● **YOUR GOAL**: For the material that follows, list every line containing the word "identified".

● **DATA SUPPLIED**:
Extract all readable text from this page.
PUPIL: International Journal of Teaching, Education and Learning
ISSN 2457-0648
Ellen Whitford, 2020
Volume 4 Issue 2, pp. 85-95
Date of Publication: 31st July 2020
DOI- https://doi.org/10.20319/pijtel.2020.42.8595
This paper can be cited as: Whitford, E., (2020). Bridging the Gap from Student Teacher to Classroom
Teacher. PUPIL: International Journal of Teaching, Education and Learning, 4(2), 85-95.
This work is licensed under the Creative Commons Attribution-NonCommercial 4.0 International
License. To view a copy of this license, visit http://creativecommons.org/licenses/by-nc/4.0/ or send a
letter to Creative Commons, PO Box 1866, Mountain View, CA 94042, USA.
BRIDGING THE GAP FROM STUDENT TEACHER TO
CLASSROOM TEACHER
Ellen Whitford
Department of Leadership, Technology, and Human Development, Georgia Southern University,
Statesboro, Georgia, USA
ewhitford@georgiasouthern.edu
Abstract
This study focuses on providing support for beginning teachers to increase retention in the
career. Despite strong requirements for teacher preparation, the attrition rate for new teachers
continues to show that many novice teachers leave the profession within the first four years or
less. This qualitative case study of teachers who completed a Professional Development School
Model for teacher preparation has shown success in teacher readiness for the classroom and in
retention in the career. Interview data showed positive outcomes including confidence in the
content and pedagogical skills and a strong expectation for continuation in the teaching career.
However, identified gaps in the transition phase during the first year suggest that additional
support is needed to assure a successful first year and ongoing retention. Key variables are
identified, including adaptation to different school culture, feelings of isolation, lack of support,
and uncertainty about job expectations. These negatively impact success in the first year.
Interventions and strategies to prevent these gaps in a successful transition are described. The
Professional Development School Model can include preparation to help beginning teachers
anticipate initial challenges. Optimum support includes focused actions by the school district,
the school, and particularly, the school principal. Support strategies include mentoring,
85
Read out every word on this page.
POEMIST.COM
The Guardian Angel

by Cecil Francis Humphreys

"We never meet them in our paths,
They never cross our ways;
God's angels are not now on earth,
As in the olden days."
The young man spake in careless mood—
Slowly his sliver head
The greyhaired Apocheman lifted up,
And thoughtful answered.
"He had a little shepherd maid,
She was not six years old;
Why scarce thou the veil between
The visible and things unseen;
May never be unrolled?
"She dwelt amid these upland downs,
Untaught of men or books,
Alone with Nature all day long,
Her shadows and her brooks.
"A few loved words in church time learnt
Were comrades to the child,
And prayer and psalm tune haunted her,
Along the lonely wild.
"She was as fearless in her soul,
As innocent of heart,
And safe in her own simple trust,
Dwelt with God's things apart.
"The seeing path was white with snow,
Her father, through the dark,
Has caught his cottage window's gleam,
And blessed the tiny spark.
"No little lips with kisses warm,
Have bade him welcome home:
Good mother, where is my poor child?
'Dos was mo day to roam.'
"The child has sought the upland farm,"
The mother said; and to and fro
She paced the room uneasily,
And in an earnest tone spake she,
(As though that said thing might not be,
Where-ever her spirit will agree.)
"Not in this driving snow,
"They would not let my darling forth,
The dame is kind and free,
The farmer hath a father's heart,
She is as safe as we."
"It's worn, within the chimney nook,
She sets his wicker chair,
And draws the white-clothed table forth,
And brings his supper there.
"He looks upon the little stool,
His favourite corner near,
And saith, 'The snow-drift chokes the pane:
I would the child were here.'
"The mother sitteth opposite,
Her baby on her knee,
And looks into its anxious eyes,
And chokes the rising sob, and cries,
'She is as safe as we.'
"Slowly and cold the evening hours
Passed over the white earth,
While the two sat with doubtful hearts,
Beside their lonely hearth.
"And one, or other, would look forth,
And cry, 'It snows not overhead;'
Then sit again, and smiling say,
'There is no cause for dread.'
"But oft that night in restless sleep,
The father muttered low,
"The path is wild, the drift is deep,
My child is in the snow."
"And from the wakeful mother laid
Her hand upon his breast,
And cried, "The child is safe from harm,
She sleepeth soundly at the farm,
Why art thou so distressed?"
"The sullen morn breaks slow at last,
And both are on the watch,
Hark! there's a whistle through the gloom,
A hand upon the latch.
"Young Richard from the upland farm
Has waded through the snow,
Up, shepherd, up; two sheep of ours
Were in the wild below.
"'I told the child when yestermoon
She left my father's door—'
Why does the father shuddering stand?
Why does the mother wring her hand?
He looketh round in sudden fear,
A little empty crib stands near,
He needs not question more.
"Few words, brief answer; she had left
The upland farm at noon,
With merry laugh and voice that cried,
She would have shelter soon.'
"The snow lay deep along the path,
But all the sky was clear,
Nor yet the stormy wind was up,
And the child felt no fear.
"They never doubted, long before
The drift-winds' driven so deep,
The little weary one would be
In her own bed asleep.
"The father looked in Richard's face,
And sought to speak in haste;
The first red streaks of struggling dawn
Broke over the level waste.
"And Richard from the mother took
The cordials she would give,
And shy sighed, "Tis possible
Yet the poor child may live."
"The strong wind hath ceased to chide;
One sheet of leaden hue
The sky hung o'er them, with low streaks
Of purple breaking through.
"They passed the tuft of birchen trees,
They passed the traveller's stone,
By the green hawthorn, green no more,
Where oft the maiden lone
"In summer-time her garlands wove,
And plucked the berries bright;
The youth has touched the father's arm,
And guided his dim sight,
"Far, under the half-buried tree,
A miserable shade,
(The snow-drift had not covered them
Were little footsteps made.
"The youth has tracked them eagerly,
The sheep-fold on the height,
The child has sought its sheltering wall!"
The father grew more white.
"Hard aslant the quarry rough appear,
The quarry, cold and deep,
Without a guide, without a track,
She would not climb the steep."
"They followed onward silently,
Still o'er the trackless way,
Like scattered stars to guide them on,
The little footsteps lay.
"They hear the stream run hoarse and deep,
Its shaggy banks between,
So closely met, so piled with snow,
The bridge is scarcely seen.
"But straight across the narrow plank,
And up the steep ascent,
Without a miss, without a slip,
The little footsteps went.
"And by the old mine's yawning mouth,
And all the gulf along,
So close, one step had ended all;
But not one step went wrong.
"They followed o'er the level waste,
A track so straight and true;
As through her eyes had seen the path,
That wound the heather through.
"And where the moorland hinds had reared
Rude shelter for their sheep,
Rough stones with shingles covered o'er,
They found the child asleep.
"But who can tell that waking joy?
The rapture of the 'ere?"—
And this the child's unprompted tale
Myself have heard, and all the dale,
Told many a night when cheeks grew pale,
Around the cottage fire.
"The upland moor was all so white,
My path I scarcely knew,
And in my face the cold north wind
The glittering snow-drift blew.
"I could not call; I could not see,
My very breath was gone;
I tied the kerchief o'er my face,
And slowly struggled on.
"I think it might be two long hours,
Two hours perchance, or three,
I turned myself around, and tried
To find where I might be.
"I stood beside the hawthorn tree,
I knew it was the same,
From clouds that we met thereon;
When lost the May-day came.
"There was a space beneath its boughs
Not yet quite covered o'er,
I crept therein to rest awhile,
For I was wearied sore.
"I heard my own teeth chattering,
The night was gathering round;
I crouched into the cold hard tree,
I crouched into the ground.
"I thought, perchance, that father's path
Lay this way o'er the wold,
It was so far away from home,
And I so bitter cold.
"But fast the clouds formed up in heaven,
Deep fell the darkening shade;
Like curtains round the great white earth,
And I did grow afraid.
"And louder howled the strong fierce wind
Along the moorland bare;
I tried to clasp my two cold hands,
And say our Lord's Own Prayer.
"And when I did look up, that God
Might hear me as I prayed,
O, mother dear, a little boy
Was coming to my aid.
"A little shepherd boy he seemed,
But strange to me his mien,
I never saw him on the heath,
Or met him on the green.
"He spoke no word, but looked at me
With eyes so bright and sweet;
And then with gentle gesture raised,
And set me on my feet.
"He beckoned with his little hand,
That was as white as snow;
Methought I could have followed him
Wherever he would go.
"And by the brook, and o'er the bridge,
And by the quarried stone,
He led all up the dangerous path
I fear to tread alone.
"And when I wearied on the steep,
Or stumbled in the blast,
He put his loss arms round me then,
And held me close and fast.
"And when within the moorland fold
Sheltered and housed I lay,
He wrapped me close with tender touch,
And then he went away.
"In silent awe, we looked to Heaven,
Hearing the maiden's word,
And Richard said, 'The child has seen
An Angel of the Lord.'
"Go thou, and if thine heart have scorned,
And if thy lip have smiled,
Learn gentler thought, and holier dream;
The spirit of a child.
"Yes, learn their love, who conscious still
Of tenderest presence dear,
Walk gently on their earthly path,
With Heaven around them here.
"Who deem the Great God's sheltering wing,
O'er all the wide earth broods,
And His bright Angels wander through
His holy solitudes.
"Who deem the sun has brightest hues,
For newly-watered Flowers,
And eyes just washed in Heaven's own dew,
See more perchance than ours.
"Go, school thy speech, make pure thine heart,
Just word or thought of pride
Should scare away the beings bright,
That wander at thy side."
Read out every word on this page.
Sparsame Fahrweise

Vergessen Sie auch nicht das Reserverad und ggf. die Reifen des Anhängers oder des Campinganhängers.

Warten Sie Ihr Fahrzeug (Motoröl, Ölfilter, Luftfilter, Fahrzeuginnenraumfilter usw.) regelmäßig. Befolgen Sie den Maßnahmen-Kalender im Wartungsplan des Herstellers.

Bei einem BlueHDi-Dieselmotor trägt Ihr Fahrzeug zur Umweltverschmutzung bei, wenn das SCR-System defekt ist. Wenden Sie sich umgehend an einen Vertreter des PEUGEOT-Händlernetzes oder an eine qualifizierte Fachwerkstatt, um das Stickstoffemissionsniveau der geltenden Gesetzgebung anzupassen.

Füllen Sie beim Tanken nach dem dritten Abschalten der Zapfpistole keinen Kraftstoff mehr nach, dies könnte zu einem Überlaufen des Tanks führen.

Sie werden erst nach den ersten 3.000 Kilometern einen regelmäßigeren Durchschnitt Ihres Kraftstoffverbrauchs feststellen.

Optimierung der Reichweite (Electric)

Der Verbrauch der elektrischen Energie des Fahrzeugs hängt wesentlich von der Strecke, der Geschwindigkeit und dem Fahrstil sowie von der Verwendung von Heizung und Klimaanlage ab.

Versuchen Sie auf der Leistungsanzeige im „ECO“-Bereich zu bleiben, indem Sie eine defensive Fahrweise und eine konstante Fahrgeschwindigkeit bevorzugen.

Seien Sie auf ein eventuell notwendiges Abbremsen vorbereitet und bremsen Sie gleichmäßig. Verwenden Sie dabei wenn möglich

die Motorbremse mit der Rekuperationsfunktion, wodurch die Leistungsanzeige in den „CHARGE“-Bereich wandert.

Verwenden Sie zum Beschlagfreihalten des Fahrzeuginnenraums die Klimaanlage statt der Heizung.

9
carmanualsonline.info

● **SOLUTION BELOW**:
However, identified gaps in the transition phase during the first year suggest that additional
identified, including adaptation to different school culture, feelings of isolation, lack of support,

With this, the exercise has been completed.